• _BRIEF_
Name every author credited in the paper heading on weak-anisotropy moveout approximations.

START DOCUMENT TEXT

## Weak-anisotropy moveout approximations
for P waves in homogeneous layers
of monoclinic or higher anisotropy symmetries

**Veronique Farra**,
**Ivan Psencik** **&**
**Petr Jilek**
### Abstract

We use the so-called WA parameterization as an alternative
to the parameterization of generally anisotropic media by
stiffness tensor. WA parameters have important advantages.
They consist of linear combinations of normalized stiffness
tensor elements controlling various seismic signatures, hence
they are theoretically extractable from seismic data. They are
dimensionless and of the same order of magnitude. WA parameters
have a clear physical interpretation, similarly to Thomsen-type
parameterizations, however, they are applicable to anisotropy of
arbitrary symmetry and strength. They are defined in coordinate
systems independent of symmetry elements of studied media.
Expressions using WA parameters naturally simplify as the anisotropy
becomes weaker or anisotropy symmetry increases. We argue that,
due to these useful properties, WA parameterization is well-suited
for solving forward and inverse problems, and can potentially
provide a framework for seismic data processing in generally
anisotropic media.

END DOCUMENT TEXT
START AVAILABLE DATA

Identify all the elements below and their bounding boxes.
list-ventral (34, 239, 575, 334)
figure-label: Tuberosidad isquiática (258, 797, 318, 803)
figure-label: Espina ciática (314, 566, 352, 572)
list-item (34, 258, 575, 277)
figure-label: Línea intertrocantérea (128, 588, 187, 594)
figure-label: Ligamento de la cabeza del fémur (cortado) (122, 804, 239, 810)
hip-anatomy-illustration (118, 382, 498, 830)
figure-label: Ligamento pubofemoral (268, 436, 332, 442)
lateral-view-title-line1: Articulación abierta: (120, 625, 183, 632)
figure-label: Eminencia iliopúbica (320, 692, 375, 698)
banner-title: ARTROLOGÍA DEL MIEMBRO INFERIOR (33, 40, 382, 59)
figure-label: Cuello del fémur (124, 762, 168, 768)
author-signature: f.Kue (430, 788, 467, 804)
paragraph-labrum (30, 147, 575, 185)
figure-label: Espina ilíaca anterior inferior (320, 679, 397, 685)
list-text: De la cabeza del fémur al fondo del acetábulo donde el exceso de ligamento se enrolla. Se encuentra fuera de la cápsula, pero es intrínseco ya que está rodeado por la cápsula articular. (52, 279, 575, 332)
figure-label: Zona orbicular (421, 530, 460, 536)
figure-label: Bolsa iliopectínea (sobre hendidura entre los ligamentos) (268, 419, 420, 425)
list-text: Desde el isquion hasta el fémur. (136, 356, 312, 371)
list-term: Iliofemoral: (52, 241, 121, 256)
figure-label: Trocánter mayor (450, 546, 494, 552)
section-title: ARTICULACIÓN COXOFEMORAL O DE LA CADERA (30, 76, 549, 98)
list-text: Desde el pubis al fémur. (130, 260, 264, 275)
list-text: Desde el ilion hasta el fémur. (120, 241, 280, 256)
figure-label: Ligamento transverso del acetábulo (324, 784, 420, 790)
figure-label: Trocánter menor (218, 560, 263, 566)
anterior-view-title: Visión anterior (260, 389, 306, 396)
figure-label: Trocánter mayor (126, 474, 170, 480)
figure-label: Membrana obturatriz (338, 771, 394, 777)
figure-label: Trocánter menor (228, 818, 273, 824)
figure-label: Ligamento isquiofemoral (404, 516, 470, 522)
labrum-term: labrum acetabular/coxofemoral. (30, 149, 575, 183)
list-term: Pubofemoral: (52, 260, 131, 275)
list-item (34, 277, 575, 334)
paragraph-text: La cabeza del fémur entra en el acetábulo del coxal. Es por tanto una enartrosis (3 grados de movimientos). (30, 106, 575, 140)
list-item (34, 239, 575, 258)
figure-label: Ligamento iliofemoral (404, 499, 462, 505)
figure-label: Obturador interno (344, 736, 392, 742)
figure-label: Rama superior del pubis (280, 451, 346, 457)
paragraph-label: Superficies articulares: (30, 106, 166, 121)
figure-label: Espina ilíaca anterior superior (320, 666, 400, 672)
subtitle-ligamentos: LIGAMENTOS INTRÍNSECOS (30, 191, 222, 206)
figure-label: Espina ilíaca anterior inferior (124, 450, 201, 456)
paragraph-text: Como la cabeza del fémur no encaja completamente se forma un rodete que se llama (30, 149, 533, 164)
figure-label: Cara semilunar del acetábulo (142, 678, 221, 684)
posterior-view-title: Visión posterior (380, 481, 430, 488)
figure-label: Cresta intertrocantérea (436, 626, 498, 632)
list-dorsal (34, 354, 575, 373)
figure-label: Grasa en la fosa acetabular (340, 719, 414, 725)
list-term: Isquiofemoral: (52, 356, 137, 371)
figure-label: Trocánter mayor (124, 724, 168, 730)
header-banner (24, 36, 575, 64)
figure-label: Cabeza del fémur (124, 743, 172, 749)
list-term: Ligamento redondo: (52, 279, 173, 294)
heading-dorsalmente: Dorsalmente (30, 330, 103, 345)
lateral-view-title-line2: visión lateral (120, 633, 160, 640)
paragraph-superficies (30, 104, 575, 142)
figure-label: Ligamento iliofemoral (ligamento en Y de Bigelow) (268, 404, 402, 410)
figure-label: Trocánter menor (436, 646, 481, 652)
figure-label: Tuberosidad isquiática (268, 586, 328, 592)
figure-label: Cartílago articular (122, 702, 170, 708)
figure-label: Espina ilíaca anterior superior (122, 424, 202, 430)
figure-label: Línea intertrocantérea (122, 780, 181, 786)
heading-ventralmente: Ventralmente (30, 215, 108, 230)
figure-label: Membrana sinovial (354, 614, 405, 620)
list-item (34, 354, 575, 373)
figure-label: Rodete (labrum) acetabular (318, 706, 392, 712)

END AVAILABLE DATA

• _RESPONSE TO THIS TASK_
Veronique Farra
Ivan Psencik
Petr Jilek